[BEGIN]

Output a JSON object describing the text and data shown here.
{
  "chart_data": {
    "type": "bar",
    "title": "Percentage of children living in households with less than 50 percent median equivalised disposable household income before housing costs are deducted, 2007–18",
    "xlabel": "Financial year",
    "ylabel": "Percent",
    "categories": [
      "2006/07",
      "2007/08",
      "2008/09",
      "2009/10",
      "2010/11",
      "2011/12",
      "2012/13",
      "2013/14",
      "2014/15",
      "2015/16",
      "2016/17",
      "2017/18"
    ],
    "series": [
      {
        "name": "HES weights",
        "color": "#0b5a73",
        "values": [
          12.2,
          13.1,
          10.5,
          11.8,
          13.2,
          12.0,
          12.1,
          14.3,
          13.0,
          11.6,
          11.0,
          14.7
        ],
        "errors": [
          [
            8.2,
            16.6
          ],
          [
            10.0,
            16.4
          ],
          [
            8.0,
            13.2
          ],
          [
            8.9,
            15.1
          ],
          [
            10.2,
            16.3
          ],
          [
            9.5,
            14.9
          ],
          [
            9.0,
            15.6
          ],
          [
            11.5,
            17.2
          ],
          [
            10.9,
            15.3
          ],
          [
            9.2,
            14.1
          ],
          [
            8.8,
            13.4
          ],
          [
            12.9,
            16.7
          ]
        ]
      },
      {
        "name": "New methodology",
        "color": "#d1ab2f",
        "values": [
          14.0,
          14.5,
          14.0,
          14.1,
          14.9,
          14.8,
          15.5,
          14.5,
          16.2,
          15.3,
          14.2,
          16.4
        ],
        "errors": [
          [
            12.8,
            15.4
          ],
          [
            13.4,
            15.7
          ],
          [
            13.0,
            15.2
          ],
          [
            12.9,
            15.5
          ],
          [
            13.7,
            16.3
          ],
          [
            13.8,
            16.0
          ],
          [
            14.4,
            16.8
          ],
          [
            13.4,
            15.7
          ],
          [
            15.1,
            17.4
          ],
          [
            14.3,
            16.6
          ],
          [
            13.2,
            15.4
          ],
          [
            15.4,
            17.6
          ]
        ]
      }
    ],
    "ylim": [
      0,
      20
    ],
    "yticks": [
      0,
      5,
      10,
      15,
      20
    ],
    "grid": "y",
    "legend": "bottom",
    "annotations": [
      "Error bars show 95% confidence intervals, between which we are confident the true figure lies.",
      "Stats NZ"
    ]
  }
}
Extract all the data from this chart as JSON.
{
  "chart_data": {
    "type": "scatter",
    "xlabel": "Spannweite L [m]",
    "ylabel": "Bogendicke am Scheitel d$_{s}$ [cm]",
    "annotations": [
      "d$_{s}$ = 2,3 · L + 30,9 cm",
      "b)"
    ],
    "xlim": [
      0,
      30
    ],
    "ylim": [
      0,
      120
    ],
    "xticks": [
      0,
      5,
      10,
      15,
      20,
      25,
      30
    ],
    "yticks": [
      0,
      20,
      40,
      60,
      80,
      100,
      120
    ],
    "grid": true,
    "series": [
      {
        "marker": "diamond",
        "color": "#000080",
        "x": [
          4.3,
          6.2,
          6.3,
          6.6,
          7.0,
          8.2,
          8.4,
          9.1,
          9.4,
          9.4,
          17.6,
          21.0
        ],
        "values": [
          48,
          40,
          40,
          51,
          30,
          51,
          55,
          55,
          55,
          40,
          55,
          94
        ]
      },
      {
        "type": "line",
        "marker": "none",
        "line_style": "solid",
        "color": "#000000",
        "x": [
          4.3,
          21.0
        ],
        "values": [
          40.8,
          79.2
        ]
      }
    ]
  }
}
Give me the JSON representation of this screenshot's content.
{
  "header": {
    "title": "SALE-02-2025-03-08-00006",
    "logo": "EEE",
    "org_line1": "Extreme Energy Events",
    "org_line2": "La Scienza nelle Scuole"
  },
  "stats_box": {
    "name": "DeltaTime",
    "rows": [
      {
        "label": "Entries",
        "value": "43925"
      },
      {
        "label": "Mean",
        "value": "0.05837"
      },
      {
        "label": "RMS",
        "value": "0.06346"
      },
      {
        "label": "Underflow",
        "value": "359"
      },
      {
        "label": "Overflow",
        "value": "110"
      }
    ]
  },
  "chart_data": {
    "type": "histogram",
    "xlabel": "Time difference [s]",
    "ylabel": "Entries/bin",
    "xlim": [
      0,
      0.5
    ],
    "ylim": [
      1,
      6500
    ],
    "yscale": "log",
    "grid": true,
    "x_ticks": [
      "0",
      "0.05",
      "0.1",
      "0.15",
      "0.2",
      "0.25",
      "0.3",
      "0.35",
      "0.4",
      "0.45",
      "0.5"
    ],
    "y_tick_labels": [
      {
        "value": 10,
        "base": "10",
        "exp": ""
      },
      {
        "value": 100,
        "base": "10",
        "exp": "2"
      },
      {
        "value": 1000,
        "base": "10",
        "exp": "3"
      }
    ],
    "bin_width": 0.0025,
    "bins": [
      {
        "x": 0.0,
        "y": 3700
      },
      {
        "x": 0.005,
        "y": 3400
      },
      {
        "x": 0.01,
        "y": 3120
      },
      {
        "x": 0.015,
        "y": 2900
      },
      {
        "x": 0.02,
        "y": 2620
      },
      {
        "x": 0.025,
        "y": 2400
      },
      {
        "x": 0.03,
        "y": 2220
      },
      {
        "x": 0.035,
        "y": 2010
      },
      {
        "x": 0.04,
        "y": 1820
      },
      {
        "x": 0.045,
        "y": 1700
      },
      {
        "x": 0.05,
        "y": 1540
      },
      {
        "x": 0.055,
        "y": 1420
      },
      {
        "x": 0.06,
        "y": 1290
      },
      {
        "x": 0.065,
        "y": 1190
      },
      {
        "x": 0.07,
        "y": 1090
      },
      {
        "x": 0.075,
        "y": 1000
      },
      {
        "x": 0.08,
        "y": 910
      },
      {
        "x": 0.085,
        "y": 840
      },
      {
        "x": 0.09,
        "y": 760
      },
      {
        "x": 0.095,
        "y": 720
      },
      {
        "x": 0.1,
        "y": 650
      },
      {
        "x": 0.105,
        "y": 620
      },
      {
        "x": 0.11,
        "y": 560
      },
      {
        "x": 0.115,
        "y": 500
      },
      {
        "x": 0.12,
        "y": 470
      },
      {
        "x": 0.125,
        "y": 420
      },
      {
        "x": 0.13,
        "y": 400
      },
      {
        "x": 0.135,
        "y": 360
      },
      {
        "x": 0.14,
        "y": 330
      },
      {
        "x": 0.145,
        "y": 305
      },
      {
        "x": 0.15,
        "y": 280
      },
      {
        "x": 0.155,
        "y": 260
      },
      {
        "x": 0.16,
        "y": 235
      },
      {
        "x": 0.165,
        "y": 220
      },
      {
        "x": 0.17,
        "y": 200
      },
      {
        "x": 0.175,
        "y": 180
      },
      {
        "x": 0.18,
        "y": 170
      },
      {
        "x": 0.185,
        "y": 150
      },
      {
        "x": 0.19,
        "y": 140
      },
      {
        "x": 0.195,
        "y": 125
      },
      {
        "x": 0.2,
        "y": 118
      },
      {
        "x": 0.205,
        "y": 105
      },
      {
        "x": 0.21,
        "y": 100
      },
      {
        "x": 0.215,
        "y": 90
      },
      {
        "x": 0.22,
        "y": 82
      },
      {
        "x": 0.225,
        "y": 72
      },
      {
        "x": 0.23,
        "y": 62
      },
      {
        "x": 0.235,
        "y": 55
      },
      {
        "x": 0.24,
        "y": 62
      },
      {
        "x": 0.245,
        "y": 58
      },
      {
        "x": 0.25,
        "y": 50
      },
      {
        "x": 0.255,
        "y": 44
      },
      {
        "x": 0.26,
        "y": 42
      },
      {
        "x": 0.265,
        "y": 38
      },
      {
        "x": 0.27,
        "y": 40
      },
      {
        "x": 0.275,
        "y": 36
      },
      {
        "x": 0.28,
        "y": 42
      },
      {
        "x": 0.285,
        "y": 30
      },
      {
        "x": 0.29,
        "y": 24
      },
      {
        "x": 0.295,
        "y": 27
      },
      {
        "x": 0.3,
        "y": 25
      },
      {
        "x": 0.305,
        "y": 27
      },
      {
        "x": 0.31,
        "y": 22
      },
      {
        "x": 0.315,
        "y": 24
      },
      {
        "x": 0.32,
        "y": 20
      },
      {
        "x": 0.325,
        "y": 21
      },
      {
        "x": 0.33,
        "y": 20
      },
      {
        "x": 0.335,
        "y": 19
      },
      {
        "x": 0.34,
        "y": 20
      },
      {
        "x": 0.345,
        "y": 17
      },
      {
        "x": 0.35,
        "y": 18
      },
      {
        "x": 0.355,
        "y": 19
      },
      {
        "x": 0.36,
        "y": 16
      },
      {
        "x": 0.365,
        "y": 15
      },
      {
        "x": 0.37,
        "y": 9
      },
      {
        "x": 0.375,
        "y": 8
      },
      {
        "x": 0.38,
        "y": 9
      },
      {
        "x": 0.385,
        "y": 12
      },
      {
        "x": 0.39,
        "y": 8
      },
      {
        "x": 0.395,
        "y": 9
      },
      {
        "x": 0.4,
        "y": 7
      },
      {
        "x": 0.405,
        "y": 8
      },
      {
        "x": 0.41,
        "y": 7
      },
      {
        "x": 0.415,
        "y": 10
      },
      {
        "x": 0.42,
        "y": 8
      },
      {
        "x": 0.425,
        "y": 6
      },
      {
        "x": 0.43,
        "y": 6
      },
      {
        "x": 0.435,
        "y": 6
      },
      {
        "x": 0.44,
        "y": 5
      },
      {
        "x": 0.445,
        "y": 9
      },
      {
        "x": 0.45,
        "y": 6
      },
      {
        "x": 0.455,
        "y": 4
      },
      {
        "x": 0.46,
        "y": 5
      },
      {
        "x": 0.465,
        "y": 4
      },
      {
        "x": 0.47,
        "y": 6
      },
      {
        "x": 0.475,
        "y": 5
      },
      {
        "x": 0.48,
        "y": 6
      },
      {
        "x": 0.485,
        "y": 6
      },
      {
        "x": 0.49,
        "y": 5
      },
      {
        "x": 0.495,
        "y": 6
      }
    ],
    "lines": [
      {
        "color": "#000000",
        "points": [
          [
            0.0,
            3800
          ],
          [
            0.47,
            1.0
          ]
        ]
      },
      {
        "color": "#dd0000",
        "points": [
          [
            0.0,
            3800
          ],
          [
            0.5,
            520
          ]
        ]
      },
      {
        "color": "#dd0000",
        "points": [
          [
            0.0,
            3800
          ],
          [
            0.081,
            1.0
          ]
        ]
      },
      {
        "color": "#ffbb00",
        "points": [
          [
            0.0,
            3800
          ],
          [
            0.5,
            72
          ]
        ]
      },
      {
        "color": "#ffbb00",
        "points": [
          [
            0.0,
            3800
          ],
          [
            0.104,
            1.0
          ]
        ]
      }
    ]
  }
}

[END]

#### YOUR GOAL
Your answer should be a single number: the count of lines in the material above that contain "name".

#### CORRECT ANSWER
3